**Exercise requirements:** Without the pictures, repeat the listing character for character.

**Exercise inputs:**
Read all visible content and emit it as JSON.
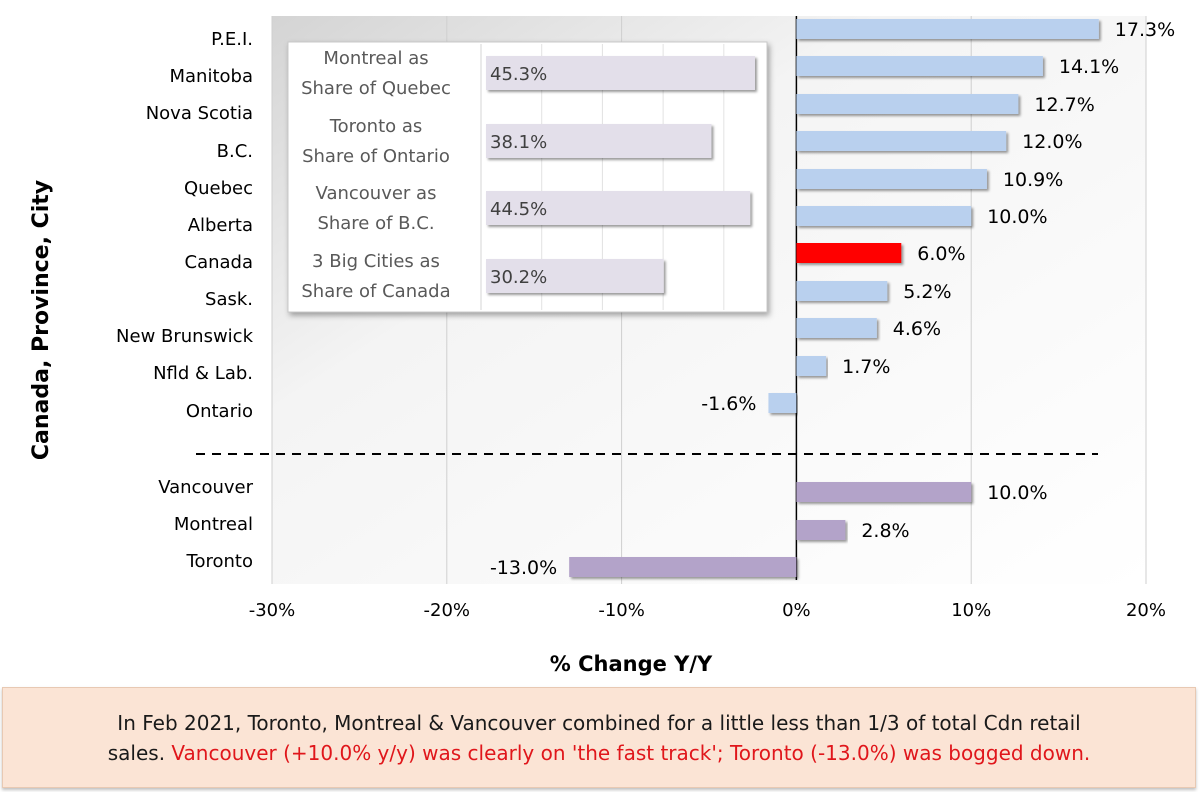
{
  "chart_data": {
    "type": "bar",
    "orientation": "horizontal",
    "title": "",
    "xlabel": "% Change Y/Y",
    "ylabel": "Canada, Province, City",
    "xlim": [
      -30,
      20
    ],
    "xticks": [
      -30,
      -20,
      -10,
      0,
      10,
      20
    ],
    "xtick_labels": [
      "-30%",
      "-20%",
      "-10%",
      "0%",
      "10%",
      "20%"
    ],
    "grid": "vertical",
    "categories": [
      "P.E.I.",
      "Manitoba",
      "Nova Scotia",
      "B.C.",
      "Quebec",
      "Alberta",
      "Canada",
      "Sask.",
      "New Brunswick",
      "Nfld & Lab.",
      "Ontario",
      "Vancouver",
      "Montreal",
      "Toronto"
    ],
    "values": [
      17.3,
      14.1,
      12.7,
      12.0,
      10.9,
      10.0,
      6.0,
      5.2,
      4.6,
      1.7,
      -1.6,
      10.0,
      2.8,
      -13.0
    ],
    "value_labels": [
      "17.3%",
      "14.1%",
      "12.7%",
      "12.0%",
      "10.9%",
      "10.0%",
      "6.0%",
      "5.2%",
      "4.6%",
      "1.7%",
      "-1.6%",
      "10.0%",
      "2.8%",
      "-13.0%"
    ],
    "groups": [
      "region",
      "region",
      "region",
      "region",
      "region",
      "region",
      "national",
      "region",
      "region",
      "region",
      "region",
      "city",
      "city",
      "city"
    ],
    "colors": {
      "region": "#b9d0ee",
      "national": "#ff0000",
      "city": "#b3a3c9",
      "inset": "#e3dfea",
      "separator": "#000000"
    },
    "inset": {
      "type": "bar",
      "orientation": "horizontal",
      "xlim": [
        0,
        50
      ],
      "categories": [
        "Montreal as Share of Quebec",
        "Toronto as Share of Ontario",
        "Vancouver as Share of B.C.",
        "3 Big Cities as Share of Canada"
      ],
      "category_lines": [
        [
          "Montreal as",
          "Share of Quebec"
        ],
        [
          "Toronto as",
          "Share of Ontario"
        ],
        [
          "Vancouver as",
          "Share of B.C."
        ],
        [
          "3 Big Cities as",
          "Share of Canada"
        ]
      ],
      "values": [
        45.3,
        38.1,
        44.5,
        30.2
      ],
      "value_labels": [
        "45.3%",
        "38.1%",
        "44.5%",
        "30.2%"
      ]
    }
  },
  "caption": {
    "line1": "In Feb 2021, Toronto, Montreal & Vancouver combined for a little less than 1/3 of total Cdn retail",
    "line2_prefix": "sales. ",
    "line2_highlight": "Vancouver (+10.0% y/y) was clearly on 'the fast track'; Toronto (-13.0%) was bogged down."
  }
}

**Result:**
Read all visible content and emit it as JSON.
{
  "chart_data": {
    "type": "bar",
    "orientation": "horizontal",
    "title": "",
    "xlabel": "% Change Y/Y",
    "ylabel": "Canada, Province, City",
    "xlim": [
      -30,
      20
    ],
    "xticks": [
      -30,
      -20,
      -10,
      0,
      10,
      20
    ],
    "xtick_labels": [
      "-30%",
      "-20%",
      "-10%",
      "0%",
      "10%",
      "20%"
    ],
    "grid": "vertical",
    "categories": [
      "P.E.I.",
      "Manitoba",
      "Nova Scotia",
      "B.C.",
      "Quebec",
      "Alberta",
      "Canada",
      "Sask.",
      "New Brunswick",
      "Nfld & Lab.",
      "Ontario",
      "Vancouver",
      "Montreal",
      "Toronto"
    ],
    "values": [
      17.3,
      14.1,
      12.7,
      12.0,
      10.9,
      10.0,
      6.0,
      5.2,
      4.6,
      1.7,
      -1.6,
      10.0,
      2.8,
      -13.0
    ],
    "value_labels": [
      "17.3%",
      "14.1%",
      "12.7%",
      "12.0%",
      "10.9%",
      "10.0%",
      "6.0%",
      "5.2%",
      "4.6%",
      "1.7%",
      "-1.6%",
      "10.0%",
      "2.8%",
      "-13.0%"
    ],
    "groups": [
      "region",
      "region",
      "region",
      "region",
      "region",
      "region",
      "national",
      "region",
      "region",
      "region",
      "region",
      "city",
      "city",
      "city"
    ],
    "colors": {
      "region": "#b9d0ee",
      "national": "#ff0000",
      "city": "#b3a3c9",
      "inset": "#e3dfea",
      "separator": "#000000"
    },
    "inset": {
      "type": "bar",
      "orientation": "horizontal",
      "xlim": [
        0,
        50
      ],
      "categories": [
        "Montreal as Share of Quebec",
        "Toronto as Share of Ontario",
        "Vancouver as Share of B.C.",
        "3 Big Cities as Share of Canada"
      ],
      "category_lines": [
        [
          "Montreal as",
          "Share of Quebec"
        ],
        [
          "Toronto as",
          "Share of Ontario"
        ],
        [
          "Vancouver as",
          "Share of B.C."
        ],
        [
          "3 Big Cities as",
          "Share of Canada"
        ]
      ],
      "values": [
        45.3,
        38.1,
        44.5,
        30.2
      ],
      "value_labels": [
        "45.3%",
        "38.1%",
        "44.5%",
        "30.2%"
      ]
    }
  },
  "caption": {
    "line1": "In Feb 2021, Toronto, Montreal & Vancouver combined for a little less than 1/3 of total Cdn retail",
    "line2_prefix": "sales. ",
    "line2_highlight": "Vancouver (+10.0% y/y) was clearly on 'the fast track'; Toronto (-13.0%) was bogged down."
  }
}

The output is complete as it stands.